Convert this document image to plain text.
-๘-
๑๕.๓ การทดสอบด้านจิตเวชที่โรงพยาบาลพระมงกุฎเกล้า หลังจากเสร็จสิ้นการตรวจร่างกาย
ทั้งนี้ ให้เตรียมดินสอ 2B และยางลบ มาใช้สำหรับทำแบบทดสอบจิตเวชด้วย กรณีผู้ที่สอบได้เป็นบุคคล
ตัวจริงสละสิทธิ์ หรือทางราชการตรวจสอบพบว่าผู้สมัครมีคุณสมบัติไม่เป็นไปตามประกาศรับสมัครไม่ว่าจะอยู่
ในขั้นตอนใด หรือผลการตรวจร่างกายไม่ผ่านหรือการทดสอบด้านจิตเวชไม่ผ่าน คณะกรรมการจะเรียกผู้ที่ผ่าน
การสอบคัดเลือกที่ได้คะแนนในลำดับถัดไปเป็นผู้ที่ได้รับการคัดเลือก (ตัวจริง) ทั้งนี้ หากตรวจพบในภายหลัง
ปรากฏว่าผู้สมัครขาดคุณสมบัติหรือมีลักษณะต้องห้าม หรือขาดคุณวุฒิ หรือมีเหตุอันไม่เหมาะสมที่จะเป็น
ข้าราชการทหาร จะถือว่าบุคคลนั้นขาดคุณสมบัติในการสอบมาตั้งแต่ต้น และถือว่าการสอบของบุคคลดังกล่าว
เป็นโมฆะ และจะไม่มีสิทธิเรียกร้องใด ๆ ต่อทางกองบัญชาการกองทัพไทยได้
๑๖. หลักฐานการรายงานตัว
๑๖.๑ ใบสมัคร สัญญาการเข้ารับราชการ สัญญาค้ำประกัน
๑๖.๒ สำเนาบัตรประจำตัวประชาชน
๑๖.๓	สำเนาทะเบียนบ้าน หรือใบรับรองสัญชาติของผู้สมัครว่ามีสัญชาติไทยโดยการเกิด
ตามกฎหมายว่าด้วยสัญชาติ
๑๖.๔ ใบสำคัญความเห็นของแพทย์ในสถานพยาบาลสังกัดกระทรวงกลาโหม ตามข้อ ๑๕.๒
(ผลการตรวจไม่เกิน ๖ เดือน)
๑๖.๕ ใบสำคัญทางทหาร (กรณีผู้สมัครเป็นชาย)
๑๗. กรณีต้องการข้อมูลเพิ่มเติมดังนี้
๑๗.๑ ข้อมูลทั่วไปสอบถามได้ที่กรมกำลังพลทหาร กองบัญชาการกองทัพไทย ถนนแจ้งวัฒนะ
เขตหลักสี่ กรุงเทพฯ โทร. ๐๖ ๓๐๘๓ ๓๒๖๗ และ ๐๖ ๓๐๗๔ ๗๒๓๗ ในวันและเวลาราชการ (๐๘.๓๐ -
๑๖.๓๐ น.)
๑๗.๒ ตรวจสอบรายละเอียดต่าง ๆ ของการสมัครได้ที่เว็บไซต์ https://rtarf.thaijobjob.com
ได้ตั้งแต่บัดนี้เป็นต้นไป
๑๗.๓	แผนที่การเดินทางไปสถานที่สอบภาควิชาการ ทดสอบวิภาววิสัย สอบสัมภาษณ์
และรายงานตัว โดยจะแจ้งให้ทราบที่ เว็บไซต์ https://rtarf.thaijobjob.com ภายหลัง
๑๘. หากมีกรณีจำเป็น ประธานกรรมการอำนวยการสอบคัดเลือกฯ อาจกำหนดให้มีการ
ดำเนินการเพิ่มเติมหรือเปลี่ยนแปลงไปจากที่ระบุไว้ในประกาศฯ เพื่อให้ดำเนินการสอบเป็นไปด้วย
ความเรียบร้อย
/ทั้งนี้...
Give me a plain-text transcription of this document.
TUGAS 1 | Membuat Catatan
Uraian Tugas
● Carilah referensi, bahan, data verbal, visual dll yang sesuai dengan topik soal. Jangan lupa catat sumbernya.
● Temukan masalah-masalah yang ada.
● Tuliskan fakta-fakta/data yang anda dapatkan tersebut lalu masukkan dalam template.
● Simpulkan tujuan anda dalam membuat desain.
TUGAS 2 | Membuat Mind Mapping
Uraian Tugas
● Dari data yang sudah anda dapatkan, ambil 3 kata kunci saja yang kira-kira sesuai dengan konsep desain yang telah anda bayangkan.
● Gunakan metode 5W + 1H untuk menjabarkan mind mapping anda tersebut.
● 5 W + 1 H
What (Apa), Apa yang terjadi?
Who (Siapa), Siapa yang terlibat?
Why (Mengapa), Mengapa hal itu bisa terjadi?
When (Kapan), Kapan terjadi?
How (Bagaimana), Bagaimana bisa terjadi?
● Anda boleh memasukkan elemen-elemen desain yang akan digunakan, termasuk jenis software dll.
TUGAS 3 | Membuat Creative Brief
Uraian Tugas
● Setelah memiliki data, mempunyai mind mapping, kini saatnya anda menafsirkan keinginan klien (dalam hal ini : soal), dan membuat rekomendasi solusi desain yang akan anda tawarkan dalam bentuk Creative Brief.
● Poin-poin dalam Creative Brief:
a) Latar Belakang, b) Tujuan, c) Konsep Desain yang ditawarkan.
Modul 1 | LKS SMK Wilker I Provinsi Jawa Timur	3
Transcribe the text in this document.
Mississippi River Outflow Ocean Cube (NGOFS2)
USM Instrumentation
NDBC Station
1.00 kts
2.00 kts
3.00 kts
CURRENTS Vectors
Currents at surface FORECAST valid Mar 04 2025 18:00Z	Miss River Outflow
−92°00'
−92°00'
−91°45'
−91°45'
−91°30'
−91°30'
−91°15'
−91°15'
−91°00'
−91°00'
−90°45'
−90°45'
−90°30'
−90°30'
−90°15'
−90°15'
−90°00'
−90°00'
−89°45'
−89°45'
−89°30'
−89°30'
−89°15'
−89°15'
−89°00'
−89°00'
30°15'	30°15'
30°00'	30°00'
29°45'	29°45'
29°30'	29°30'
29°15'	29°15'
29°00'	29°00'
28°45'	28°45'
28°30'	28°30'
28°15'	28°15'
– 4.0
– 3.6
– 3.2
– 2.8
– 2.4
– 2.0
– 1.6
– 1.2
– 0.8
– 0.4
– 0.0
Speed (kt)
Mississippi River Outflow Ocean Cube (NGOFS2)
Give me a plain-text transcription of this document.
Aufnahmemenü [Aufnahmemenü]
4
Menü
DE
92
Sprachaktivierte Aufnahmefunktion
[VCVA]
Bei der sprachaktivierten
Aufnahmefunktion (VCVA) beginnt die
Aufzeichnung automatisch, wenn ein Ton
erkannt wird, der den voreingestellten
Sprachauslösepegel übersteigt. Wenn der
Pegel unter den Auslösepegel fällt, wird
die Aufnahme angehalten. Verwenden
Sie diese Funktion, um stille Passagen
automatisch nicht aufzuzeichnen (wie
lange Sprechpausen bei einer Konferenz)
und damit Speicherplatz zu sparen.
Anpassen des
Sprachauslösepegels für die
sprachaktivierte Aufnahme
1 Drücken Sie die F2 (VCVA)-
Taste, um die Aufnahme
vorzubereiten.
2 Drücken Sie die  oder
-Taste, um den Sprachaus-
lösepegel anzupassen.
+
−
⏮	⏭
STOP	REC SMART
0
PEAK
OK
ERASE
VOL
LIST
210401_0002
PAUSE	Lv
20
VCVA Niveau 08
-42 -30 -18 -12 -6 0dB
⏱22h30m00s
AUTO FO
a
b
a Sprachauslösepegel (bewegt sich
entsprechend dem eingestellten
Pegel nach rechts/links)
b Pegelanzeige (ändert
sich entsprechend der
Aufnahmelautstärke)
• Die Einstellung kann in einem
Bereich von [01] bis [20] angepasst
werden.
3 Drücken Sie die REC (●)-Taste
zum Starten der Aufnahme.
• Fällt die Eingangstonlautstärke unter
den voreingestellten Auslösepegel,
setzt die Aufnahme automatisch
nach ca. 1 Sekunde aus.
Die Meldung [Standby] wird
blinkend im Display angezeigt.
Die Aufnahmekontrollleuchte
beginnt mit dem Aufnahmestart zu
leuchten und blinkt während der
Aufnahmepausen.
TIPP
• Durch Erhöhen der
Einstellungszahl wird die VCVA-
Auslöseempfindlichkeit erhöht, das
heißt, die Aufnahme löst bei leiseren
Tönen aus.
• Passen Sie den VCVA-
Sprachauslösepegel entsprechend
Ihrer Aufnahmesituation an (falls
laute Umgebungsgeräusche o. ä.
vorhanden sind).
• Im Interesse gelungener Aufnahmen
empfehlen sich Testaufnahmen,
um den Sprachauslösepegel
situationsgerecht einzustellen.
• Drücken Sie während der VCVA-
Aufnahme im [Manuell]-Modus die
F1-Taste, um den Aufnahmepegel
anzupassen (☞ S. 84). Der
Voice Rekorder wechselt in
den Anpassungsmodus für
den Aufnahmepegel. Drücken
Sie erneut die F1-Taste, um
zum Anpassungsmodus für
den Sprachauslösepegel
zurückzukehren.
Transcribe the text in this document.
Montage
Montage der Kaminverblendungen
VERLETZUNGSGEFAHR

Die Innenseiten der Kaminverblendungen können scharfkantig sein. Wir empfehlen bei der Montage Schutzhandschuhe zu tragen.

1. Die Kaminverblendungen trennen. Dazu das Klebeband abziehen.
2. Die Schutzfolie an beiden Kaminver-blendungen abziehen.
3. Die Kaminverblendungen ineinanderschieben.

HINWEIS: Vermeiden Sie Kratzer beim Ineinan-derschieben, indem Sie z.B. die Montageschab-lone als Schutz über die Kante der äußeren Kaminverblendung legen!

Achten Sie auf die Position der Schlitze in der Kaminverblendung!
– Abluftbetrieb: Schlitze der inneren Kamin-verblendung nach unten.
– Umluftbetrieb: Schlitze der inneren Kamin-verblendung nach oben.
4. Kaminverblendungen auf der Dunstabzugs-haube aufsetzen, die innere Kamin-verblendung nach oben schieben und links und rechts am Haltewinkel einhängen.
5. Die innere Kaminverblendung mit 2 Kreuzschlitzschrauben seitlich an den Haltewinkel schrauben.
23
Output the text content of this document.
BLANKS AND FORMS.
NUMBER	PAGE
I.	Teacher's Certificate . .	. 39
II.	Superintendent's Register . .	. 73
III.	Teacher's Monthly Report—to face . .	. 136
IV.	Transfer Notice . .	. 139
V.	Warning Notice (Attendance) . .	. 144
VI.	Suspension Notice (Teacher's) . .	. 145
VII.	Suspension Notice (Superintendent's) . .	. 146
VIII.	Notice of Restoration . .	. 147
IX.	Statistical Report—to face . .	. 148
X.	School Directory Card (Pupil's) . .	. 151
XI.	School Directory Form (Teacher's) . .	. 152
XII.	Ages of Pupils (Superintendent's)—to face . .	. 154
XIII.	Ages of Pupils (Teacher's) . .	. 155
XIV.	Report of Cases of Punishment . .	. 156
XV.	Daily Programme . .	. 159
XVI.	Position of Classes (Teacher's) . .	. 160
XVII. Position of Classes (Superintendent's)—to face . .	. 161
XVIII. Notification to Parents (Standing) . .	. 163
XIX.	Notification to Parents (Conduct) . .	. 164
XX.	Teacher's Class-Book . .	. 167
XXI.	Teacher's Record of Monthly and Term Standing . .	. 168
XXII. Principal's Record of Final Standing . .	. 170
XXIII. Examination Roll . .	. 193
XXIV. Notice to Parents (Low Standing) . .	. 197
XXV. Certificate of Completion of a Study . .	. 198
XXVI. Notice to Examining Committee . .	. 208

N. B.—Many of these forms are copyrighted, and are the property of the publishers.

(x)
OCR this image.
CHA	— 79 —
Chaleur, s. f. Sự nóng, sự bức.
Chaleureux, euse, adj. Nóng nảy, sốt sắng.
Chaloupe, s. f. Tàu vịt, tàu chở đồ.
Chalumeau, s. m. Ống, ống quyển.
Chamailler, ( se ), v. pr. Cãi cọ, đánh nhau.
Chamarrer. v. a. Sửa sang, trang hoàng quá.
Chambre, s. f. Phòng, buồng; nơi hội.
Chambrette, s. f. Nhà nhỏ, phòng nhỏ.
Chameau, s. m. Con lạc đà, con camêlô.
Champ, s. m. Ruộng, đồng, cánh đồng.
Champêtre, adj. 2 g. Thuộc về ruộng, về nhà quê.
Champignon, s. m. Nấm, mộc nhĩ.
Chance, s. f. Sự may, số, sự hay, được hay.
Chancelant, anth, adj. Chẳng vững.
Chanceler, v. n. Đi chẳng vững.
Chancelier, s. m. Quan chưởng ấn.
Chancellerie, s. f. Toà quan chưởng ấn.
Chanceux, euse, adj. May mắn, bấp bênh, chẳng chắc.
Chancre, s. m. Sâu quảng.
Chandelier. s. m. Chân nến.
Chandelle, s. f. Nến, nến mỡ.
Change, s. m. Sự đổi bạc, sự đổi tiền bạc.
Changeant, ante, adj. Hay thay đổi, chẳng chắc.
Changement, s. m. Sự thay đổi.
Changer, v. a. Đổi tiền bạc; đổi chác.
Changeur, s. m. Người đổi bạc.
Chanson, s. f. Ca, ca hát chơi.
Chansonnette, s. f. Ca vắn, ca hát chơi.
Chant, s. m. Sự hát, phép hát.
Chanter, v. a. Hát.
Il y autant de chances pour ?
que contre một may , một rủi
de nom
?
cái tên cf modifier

+ + + + +

§ Exercise: Copy all lines in the listing above where the string "ใบสำค" appears.

§ Response for this exercise:
๑๖.๔ ใบสำคัญความเห็นของแพทย์ในสถานพยาบาลสังกัดกระทรวงกลาโหม ตามข้อ ๑๕.๒
๑๖.๕ ใบสำคัญทางทหาร (กรณีผู้สมัครเป็นชาย)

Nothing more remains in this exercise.